> THE EXERCISE: Search the data below for the word "三个代表" and copy each line that holds it.

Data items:
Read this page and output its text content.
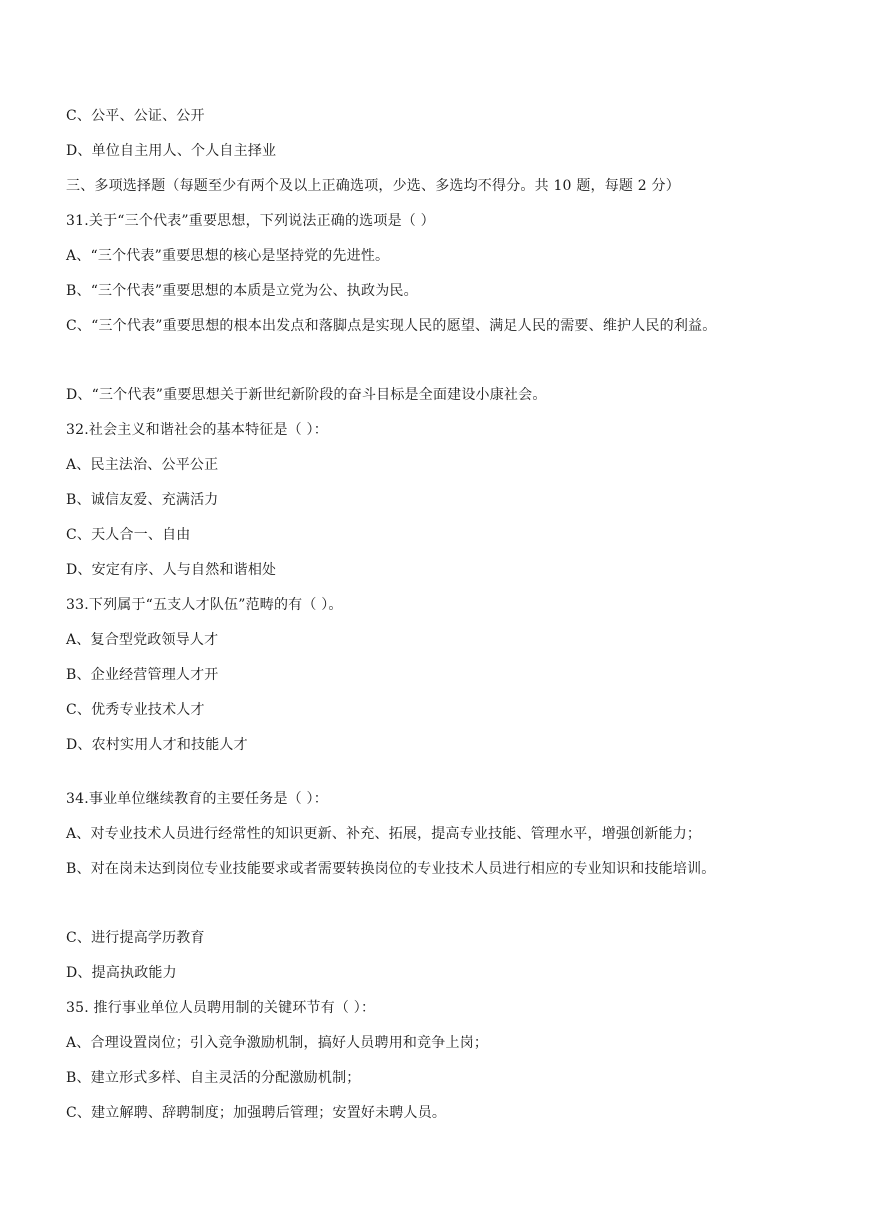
C、公平、公证、公开
D、单位自主用人、个人自主择业
三、多项选择题（每题至少有两个及以上正确选项，少选、多选均不得分。共 10 题，每题 2 分）
31.关于“三个代表”重要思想，下列说法正确的选项是（ ）
A、“三个代表”重要思想的核心是坚持党的先进性。
B、“三个代表”重要思想的本质是立党为公、执政为民。
C、“三个代表”重要思想的根本出发点和落脚点是实现人民的愿望、满足人民的需要、维护人民的利益。
D、“三个代表”重要思想关于新世纪新阶段的奋斗目标是全面建设小康社会。
32.社会主义和谐社会的基本特征是（ ）：
A、民主法治、公平公正
B、诚信友爱、充满活力
C、天人合一、自由
D、安定有序、人与自然和谐相处
33.下列属于“五支人才队伍”范畴的有（ ）。
A、复合型党政领导人才
B、企业经营管理人才开
C、优秀专业技术人才
D、农村实用人才和技能人才
34.事业单位继续教育的主要任务是（ ）：
A、对专业技术人员进行经常性的知识更新、补充、拓展，提高专业技能、管理水平，增强创新能力；
B、对在岗未达到岗位专业技能要求或者需要转换岗位的专业技术人员进行相应的专业知识和技能培训。
C、进行提高学历教育
D、提高执政能力
35. 推行事业单位人员聘用制的关键环节有（ ）：
A、合理设置岗位；引入竞争激励机制，搞好人员聘用和竞争上岗；
B、建立形式多样、自主灵活的分配激励机制；
C、建立解聘、辞聘制度；加强聘后管理；安置好未聘人员。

> REPLY TO THE EXERCISE:
31.关于“三个代表”重要思想，下列说法正确的选项是（ ）
A、“三个代表”重要思想的核心是坚持党的先进性。
B、“三个代表”重要思想的本质是立党为公、执政为民。
C、“三个代表”重要思想的根本出发点和落脚点是实现人民的愿望、满足人民的需要、维护人民的利益。
D、“三个代表”重要思想关于新世纪新阶段的奋斗目标是全面建设小康社会。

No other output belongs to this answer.